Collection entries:
## start
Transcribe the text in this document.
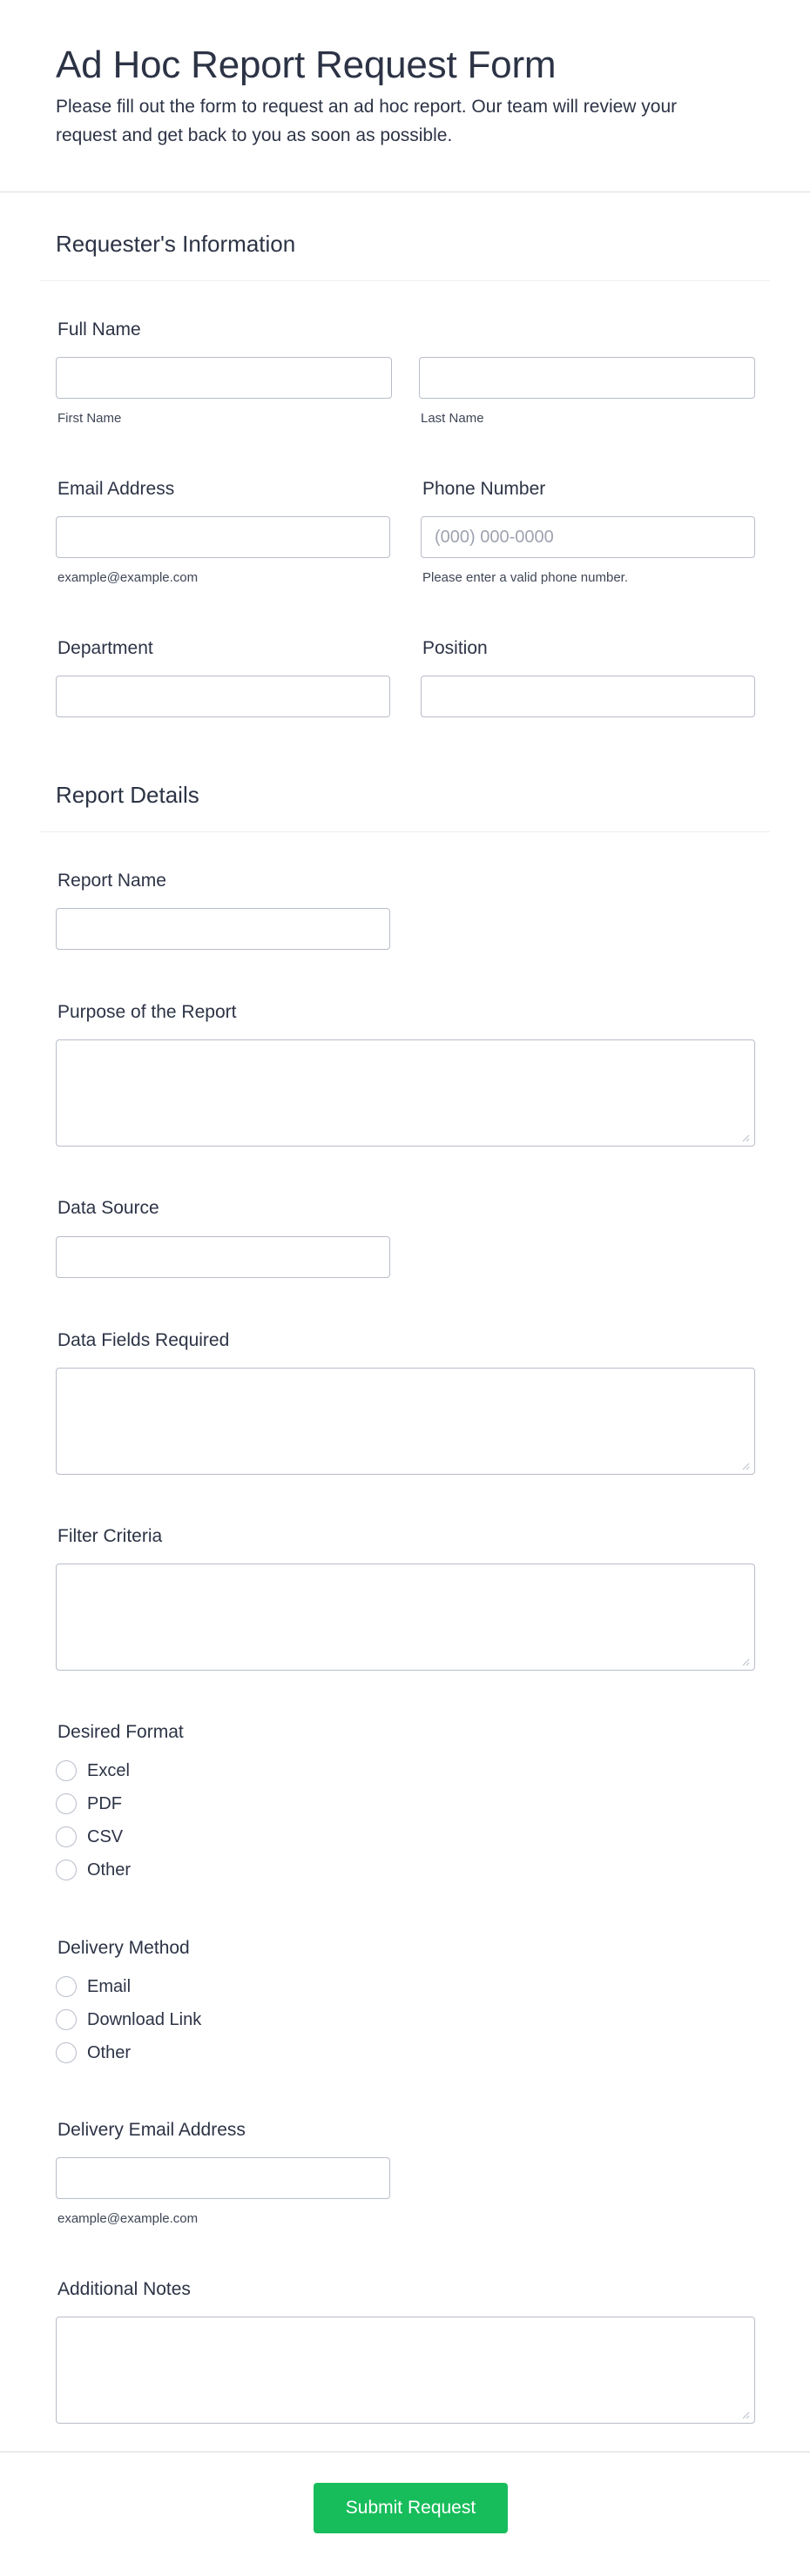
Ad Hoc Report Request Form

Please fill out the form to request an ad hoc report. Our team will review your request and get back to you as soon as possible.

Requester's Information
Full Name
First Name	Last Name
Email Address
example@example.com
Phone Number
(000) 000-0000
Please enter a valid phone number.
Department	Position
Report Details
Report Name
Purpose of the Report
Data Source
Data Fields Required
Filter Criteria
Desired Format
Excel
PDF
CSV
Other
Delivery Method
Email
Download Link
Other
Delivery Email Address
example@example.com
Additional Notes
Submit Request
## end
## start
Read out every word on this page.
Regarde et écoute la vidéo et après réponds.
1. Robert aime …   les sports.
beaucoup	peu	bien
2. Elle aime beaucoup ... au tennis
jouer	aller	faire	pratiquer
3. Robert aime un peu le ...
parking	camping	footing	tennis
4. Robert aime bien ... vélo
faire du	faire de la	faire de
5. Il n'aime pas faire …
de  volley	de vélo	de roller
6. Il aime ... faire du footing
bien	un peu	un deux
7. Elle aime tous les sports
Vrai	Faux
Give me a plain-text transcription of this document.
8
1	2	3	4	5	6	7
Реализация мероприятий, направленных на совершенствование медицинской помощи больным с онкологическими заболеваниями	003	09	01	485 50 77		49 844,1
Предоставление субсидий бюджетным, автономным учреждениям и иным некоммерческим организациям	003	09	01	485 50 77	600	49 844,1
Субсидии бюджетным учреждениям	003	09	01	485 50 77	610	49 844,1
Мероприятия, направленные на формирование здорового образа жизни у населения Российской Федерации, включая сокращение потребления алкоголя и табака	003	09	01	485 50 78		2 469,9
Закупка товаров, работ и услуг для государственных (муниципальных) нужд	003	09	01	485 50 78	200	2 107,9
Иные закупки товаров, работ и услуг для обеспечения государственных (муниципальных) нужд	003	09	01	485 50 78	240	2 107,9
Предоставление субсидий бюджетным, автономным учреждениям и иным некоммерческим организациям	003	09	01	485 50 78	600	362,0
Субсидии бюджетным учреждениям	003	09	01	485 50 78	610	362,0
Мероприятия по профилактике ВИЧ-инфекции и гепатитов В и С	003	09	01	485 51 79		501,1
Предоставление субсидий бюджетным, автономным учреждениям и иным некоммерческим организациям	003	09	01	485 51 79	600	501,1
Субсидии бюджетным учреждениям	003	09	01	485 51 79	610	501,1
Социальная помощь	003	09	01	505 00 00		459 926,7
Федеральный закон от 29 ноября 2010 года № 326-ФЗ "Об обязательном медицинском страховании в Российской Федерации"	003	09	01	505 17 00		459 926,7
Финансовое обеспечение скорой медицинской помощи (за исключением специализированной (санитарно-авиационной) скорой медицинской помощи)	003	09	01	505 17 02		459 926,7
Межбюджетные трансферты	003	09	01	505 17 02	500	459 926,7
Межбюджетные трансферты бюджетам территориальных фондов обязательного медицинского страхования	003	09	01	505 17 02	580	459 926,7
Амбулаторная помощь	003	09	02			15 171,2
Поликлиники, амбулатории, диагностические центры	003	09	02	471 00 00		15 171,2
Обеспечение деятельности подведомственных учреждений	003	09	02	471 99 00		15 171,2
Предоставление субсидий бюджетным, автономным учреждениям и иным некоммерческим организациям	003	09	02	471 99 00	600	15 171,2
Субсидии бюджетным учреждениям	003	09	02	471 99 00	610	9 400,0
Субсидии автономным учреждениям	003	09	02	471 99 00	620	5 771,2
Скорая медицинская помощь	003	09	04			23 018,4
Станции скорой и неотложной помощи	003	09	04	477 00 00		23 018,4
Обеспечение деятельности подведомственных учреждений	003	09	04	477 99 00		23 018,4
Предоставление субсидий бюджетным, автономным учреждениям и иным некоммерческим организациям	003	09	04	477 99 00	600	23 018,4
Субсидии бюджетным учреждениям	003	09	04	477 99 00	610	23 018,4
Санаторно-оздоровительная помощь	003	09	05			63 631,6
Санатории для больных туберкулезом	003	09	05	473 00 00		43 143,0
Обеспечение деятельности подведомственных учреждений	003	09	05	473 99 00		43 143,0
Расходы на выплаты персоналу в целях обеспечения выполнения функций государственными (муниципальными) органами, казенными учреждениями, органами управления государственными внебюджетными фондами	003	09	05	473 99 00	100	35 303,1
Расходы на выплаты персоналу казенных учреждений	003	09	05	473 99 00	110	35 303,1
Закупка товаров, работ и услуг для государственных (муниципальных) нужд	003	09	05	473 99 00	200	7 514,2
## end
## start
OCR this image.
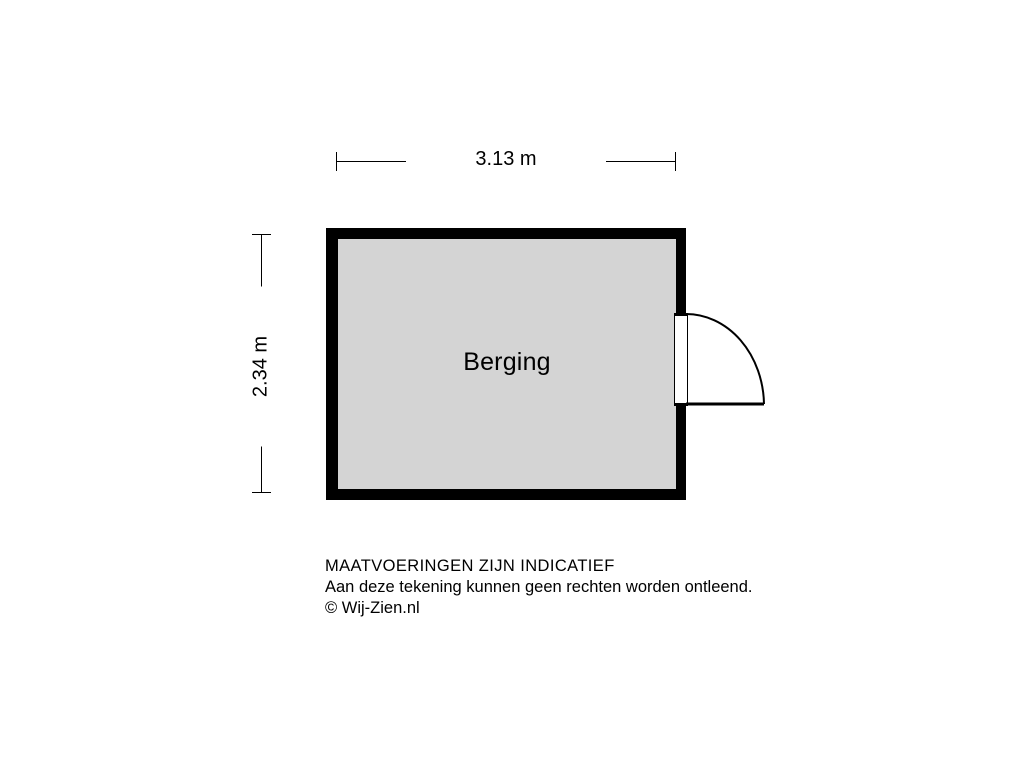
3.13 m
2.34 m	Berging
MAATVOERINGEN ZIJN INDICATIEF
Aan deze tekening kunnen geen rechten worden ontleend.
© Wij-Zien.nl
## end
Work instructions: Search the entries for the string "муниципальных" and collect each line that has it.

Exercise answer:
Закупка товаров, работ и услуг для государственных (муниципальных) нужд	003	09	01	485 50 78	200	2 107,9
Иные закупки товаров, работ и услуг для обеспечения государственных (муниципальных) нужд	003	09	01	485 50 78	240	2 107,9
Закупка товаров, работ и услуг для государственных (муниципальных) нужд	003	09	05	473 99 00	200	7 514,2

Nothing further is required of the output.